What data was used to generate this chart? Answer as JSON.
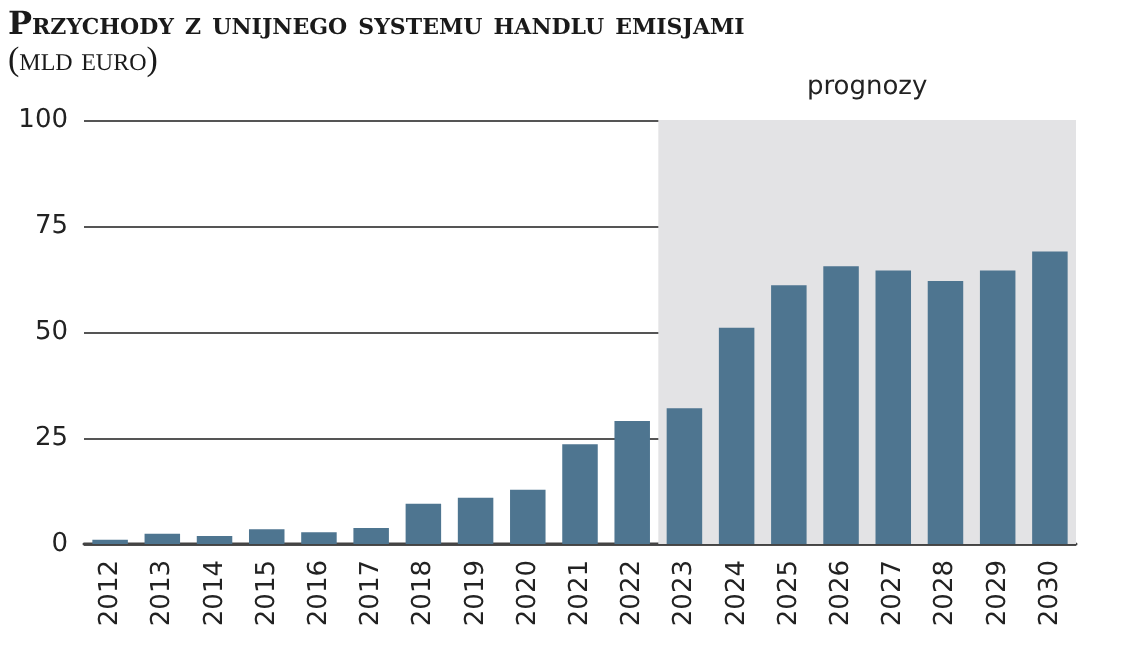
{
  "chart_data": {
    "type": "bar",
    "title": "Przychody z unijnego systemu handlu emisjami",
    "subtitle": "(mld euro)",
    "categories": [
      "2012",
      "2013",
      "2014",
      "2015",
      "2016",
      "2017",
      "2018",
      "2019",
      "2020",
      "2021",
      "2022",
      "2023",
      "2024",
      "2025",
      "2026",
      "2027",
      "2028",
      "2029",
      "2030"
    ],
    "values": [
      1,
      2.4,
      1.9,
      3.5,
      2.8,
      3.8,
      9.5,
      10.9,
      12.8,
      23.5,
      29,
      32,
      51,
      61,
      65.5,
      64.5,
      62,
      64.5,
      69
    ],
    "color": "#4e7590",
    "ylim": [
      0,
      100
    ],
    "yticks": [
      0,
      25,
      50,
      75,
      100
    ],
    "grid": "y",
    "bands": [
      {
        "axis": "x",
        "from": "2023",
        "to": "2030",
        "label": "prognozy",
        "color": "#e3e3e5"
      }
    ]
  }
}
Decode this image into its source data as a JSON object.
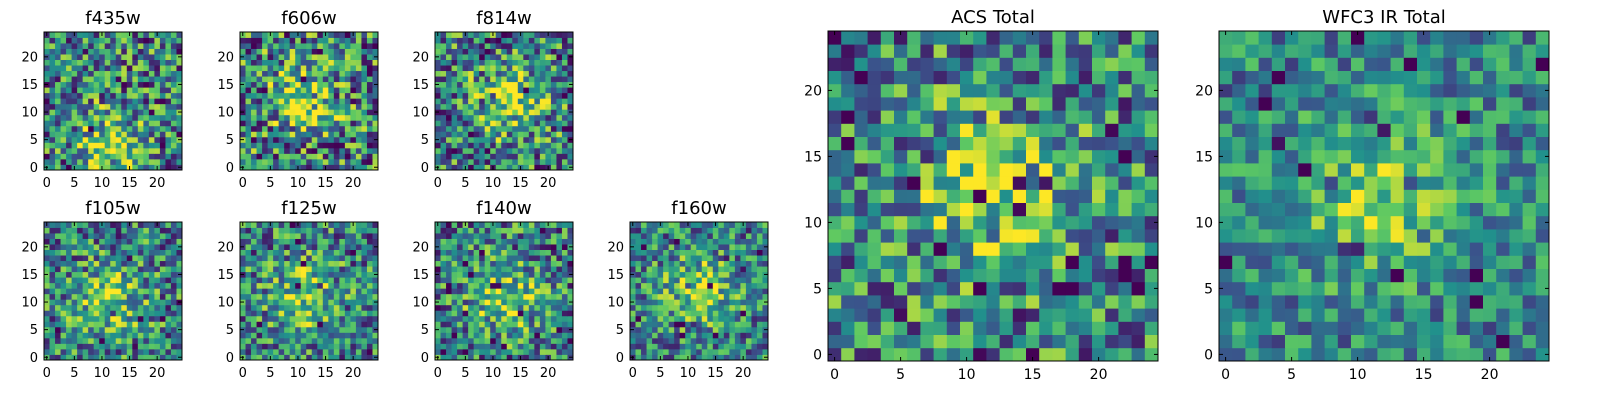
{
  "chart_data": {
    "type": "heatmap",
    "colormap": "viridis",
    "colors": [
      "#440154",
      "#3b528b",
      "#21918c",
      "#5ec962",
      "#fde725"
    ],
    "panels": [
      {
        "title": "f435w",
        "xlim": [
          0,
          25
        ],
        "ylim": [
          0,
          25
        ],
        "xticks": [
          0,
          5,
          10,
          15,
          20
        ],
        "yticks": [
          0,
          5,
          10,
          15,
          20
        ],
        "hot_spot": [
          11,
          4
        ],
        "texture": 0.55
      },
      {
        "title": "f606w",
        "xlim": [
          0,
          25
        ],
        "ylim": [
          0,
          25
        ],
        "xticks": [
          0,
          5,
          10,
          15,
          20
        ],
        "yticks": [
          0,
          5,
          10,
          15,
          20
        ],
        "hot_spot": [
          11,
          12
        ],
        "texture": 0.6
      },
      {
        "title": "f814w",
        "xlim": [
          0,
          25
        ],
        "ylim": [
          0,
          25
        ],
        "xticks": [
          0,
          5,
          10,
          15,
          20
        ],
        "yticks": [
          0,
          5,
          10,
          15,
          20
        ],
        "hot_spot": [
          13,
          12
        ],
        "texture": 0.55
      },
      {
        "title": "f105w",
        "xlim": [
          0,
          25
        ],
        "ylim": [
          0,
          25
        ],
        "xticks": [
          0,
          5,
          10,
          15,
          20
        ],
        "yticks": [
          0,
          5,
          10,
          15,
          20
        ],
        "hot_spot": [
          11,
          10
        ],
        "texture": 0.5
      },
      {
        "title": "f125w",
        "xlim": [
          0,
          25
        ],
        "ylim": [
          0,
          25
        ],
        "xticks": [
          0,
          5,
          10,
          15,
          20
        ],
        "yticks": [
          0,
          5,
          10,
          15,
          20
        ],
        "hot_spot": [
          11,
          11
        ],
        "texture": 0.5
      },
      {
        "title": "f140w",
        "xlim": [
          0,
          25
        ],
        "ylim": [
          0,
          25
        ],
        "xticks": [
          0,
          5,
          10,
          15,
          20
        ],
        "yticks": [
          0,
          5,
          10,
          15,
          20
        ],
        "hot_spot": [
          12,
          11
        ],
        "texture": 0.5
      },
      {
        "title": "f160w",
        "xlim": [
          0,
          25
        ],
        "ylim": [
          0,
          25
        ],
        "xticks": [
          0,
          5,
          10,
          15,
          20
        ],
        "yticks": [
          0,
          5,
          10,
          15,
          20
        ],
        "hot_spot": [
          12,
          12
        ],
        "texture": 0.45
      },
      {
        "title": "ACS Total",
        "xlim": [
          0,
          25
        ],
        "ylim": [
          0,
          25
        ],
        "xticks": [
          0,
          5,
          10,
          15,
          20
        ],
        "yticks": [
          0,
          5,
          10,
          15,
          20
        ],
        "hot_spot": [
          12,
          12
        ],
        "texture": 0.5
      },
      {
        "title": "WFC3 IR Total",
        "xlim": [
          0,
          25
        ],
        "ylim": [
          0,
          25
        ],
        "xticks": [
          0,
          5,
          10,
          15,
          20
        ],
        "yticks": [
          0,
          5,
          10,
          15,
          20
        ],
        "hot_spot": [
          12,
          12
        ],
        "texture": 0.35
      }
    ]
  }
}
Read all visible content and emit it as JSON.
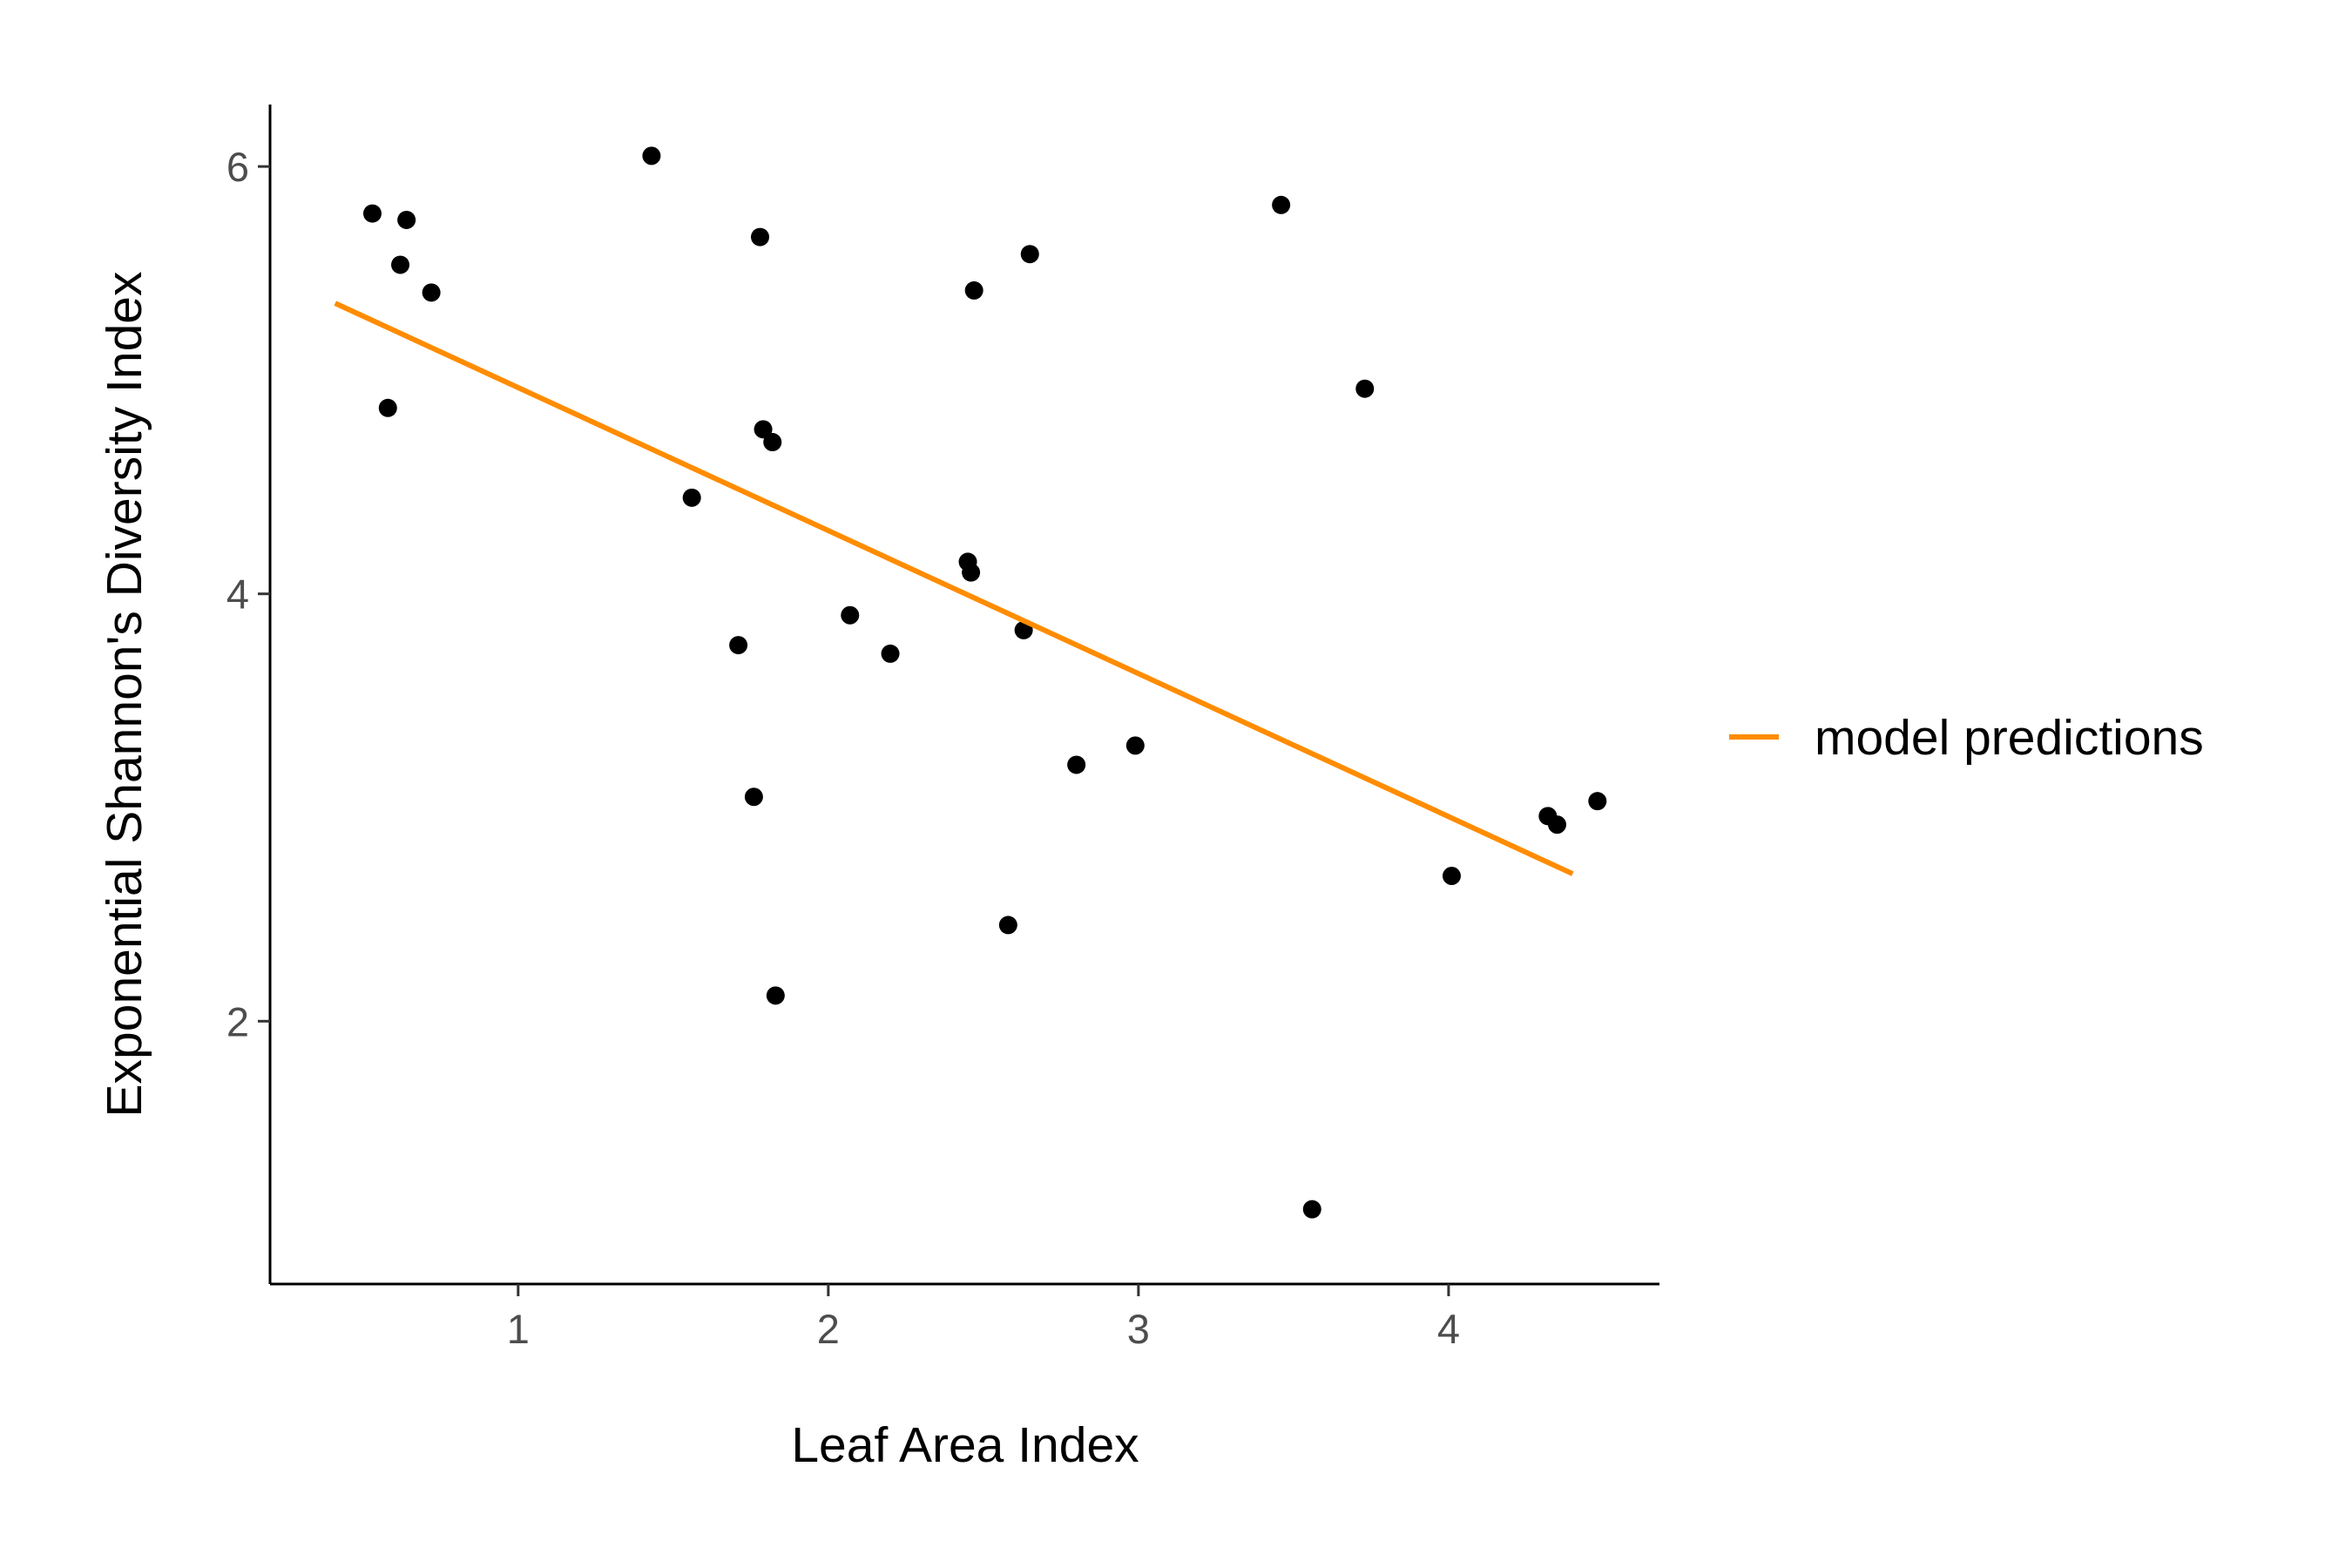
{
  "chart_data": {
    "type": "scatter",
    "xlabel": "Leaf Area Index",
    "ylabel": "Exponential Shannon's Diversity Index",
    "xlim": [
      0.2,
      4.68
    ],
    "ylim": [
      0.77,
      6.29
    ],
    "xticks": [
      1,
      2,
      3,
      4
    ],
    "yticks": [
      2,
      4,
      6
    ],
    "grid": false,
    "legend_position": "right",
    "series": [
      {
        "type": "scatter",
        "color": "#000000",
        "points": [
          [
            0.53,
            5.78
          ],
          [
            0.64,
            5.75
          ],
          [
            0.62,
            5.54
          ],
          [
            0.72,
            5.41
          ],
          [
            0.58,
            4.87
          ],
          [
            1.43,
            6.05
          ],
          [
            1.78,
            5.67
          ],
          [
            1.79,
            4.77
          ],
          [
            1.82,
            4.71
          ],
          [
            1.56,
            4.45
          ],
          [
            1.71,
            3.76
          ],
          [
            1.76,
            3.05
          ],
          [
            1.83,
            2.12
          ],
          [
            2.07,
            3.9
          ],
          [
            2.2,
            3.72
          ],
          [
            2.45,
            4.15
          ],
          [
            2.46,
            4.1
          ],
          [
            2.47,
            5.42
          ],
          [
            2.65,
            5.59
          ],
          [
            2.63,
            3.83
          ],
          [
            2.58,
            2.45
          ],
          [
            2.8,
            3.2
          ],
          [
            2.99,
            3.29
          ],
          [
            3.46,
            5.82
          ],
          [
            3.73,
            4.96
          ],
          [
            3.56,
            1.12
          ],
          [
            4.01,
            2.68
          ],
          [
            4.32,
            2.96
          ],
          [
            4.35,
            2.92
          ],
          [
            4.48,
            3.03
          ]
        ]
      },
      {
        "type": "line",
        "name": "model predictions",
        "color": "#FF8C00",
        "x": [
          0.41,
          4.4
        ],
        "y": [
          5.36,
          2.69
        ]
      }
    ]
  }
}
----
== Written problem ==
Above are records to transcribe exactly; leave their pictures out.

== Completed task ==
What data was used to generate this chart? Answer as JSON.
{
  "chart_data": {
    "type": "bar",
    "title": "Przychody z unijnego systemu handlu emisjami",
    "subtitle": "(mld euro)",
    "categories": [
      "2012",
      "2013",
      "2014",
      "2015",
      "2016",
      "2017",
      "2018",
      "2019",
      "2020",
      "2021",
      "2022",
      "2023",
      "2024",
      "2025",
      "2026",
      "2027",
      "2028",
      "2029",
      "2030"
    ],
    "values": [
      1,
      2.4,
      1.9,
      3.5,
      2.8,
      3.8,
      9.5,
      10.9,
      12.8,
      23.5,
      29,
      32,
      51,
      61,
      65.5,
      64.5,
      62,
      64.5,
      69
    ],
    "color": "#4e7590",
    "ylim": [
      0,
      100
    ],
    "yticks": [
      0,
      25,
      50,
      75,
      100
    ],
    "grid": "y",
    "bands": [
      {
        "axis": "x",
        "from": "2023",
        "to": "2030",
        "label": "prognozy",
        "color": "#e3e3e5"
      }
    ]
  }
}
Decode this image into its source data as a JSON object.
{
  "chart_data": {
    "type": "heatmap",
    "colormap": "viridis",
    "colors": [
      "#440154",
      "#3b528b",
      "#21918c",
      "#5ec962",
      "#fde725"
    ],
    "panels": [
      {
        "title": "f435w",
        "xlim": [
          0,
          25
        ],
        "ylim": [
          0,
          25
        ],
        "xticks": [
          0,
          5,
          10,
          15,
          20
        ],
        "yticks": [
          0,
          5,
          10,
          15,
          20
        ],
        "hot_spot": [
          11,
          4
        ],
        "texture": 0.55
      },
      {
        "title": "f606w",
        "xlim": [
          0,
          25
        ],
        "ylim": [
          0,
          25
        ],
        "xticks": [
          0,
          5,
          10,
          15,
          20
        ],
        "yticks": [
          0,
          5,
          10,
          15,
          20
        ],
        "hot_spot": [
          11,
          12
        ],
        "texture": 0.6
      },
      {
        "title": "f814w",
        "xlim": [
          0,
          25
        ],
        "ylim": [
          0,
          25
        ],
        "xticks": [
          0,
          5,
          10,
          15,
          20
        ],
        "yticks": [
          0,
          5,
          10,
          15,
          20
        ],
        "hot_spot": [
          13,
          12
        ],
        "texture": 0.55
      },
      {
        "title": "f105w",
        "xlim": [
          0,
          25
        ],
        "ylim": [
          0,
          25
        ],
        "xticks": [
          0,
          5,
          10,
          15,
          20
        ],
        "yticks": [
          0,
          5,
          10,
          15,
          20
        ],
        "hot_spot": [
          11,
          10
        ],
        "texture": 0.5
      },
      {
        "title": "f125w",
        "xlim": [
          0,
          25
        ],
        "ylim": [
          0,
          25
        ],
        "xticks": [
          0,
          5,
          10,
          15,
          20
        ],
        "yticks": [
          0,
          5,
          10,
          15,
          20
        ],
        "hot_spot": [
          11,
          11
        ],
        "texture": 0.5
      },
      {
        "title": "f140w",
        "xlim": [
          0,
          25
        ],
        "ylim": [
          0,
          25
        ],
        "xticks": [
          0,
          5,
          10,
          15,
          20
        ],
        "yticks": [
          0,
          5,
          10,
          15,
          20
        ],
        "hot_spot": [
          12,
          11
        ],
        "texture": 0.5
      },
      {
        "title": "f160w",
        "xlim": [
          0,
          25
        ],
        "ylim": [
          0,
          25
        ],
        "xticks": [
          0,
          5,
          10,
          15,
          20
        ],
        "yticks": [
          0,
          5,
          10,
          15,
          20
        ],
        "hot_spot": [
          12,
          12
        ],
        "texture": 0.45
      },
      {
        "title": "ACS Total",
        "xlim": [
          0,
          25
        ],
        "ylim": [
          0,
          25
        ],
        "xticks": [
          0,
          5,
          10,
          15,
          20
        ],
        "yticks": [
          0,
          5,
          10,
          15,
          20
        ],
        "hot_spot": [
          12,
          12
        ],
        "texture": 0.5
      },
      {
        "title": "WFC3 IR Total",
        "xlim": [
          0,
          25
        ],
        "ylim": [
          0,
          25
        ],
        "xticks": [
          0,
          5,
          10,
          15,
          20
        ],
        "yticks": [
          0,
          5,
          10,
          15,
          20
        ],
        "hot_spot": [
          12,
          12
        ],
        "texture": 0.35
      }
    ]
  }
}
Read all visible content and emit it as JSON.
{
  "chart_data": {
    "type": "scatter",
    "xlabel": "Leaf Area Index",
    "ylabel": "Exponential Shannon's Diversity Index",
    "xlim": [
      0.2,
      4.68
    ],
    "ylim": [
      0.77,
      6.29
    ],
    "xticks": [
      1,
      2,
      3,
      4
    ],
    "yticks": [
      2,
      4,
      6
    ],
    "grid": false,
    "legend_position": "right",
    "series": [
      {
        "type": "scatter",
        "color": "#000000",
        "points": [
          [
            0.53,
            5.78
          ],
          [
            0.64,
            5.75
          ],
          [
            0.62,
            5.54
          ],
          [
            0.72,
            5.41
          ],
          [
            0.58,
            4.87
          ],
          [
            1.43,
            6.05
          ],
          [
            1.78,
            5.67
          ],
          [
            1.79,
            4.77
          ],
          [
            1.82,
            4.71
          ],
          [
            1.56,
            4.45
          ],
          [
            1.71,
            3.76
          ],
          [
            1.76,
            3.05
          ],
          [
            1.83,
            2.12
          ],
          [
            2.07,
            3.9
          ],
          [
            2.2,
            3.72
          ],
          [
            2.45,
            4.15
          ],
          [
            2.46,
            4.1
          ],
          [
            2.47,
            5.42
          ],
          [
            2.65,
            5.59
          ],
          [
            2.63,
            3.83
          ],
          [
            2.58,
            2.45
          ],
          [
            2.8,
            3.2
          ],
          [
            2.99,
            3.29
          ],
          [
            3.46,
            5.82
          ],
          [
            3.73,
            4.96
          ],
          [
            3.56,
            1.12
          ],
          [
            4.01,
            2.68
          ],
          [
            4.32,
            2.96
          ],
          [
            4.35,
            2.92
          ],
          [
            4.48,
            3.03
          ]
        ]
      },
      {
        "type": "line",
        "name": "model predictions",
        "color": "#FF8C00",
        "x": [
          0.41,
          4.4
        ],
        "y": [
          5.36,
          2.69
        ]
      }
    ]
  }
}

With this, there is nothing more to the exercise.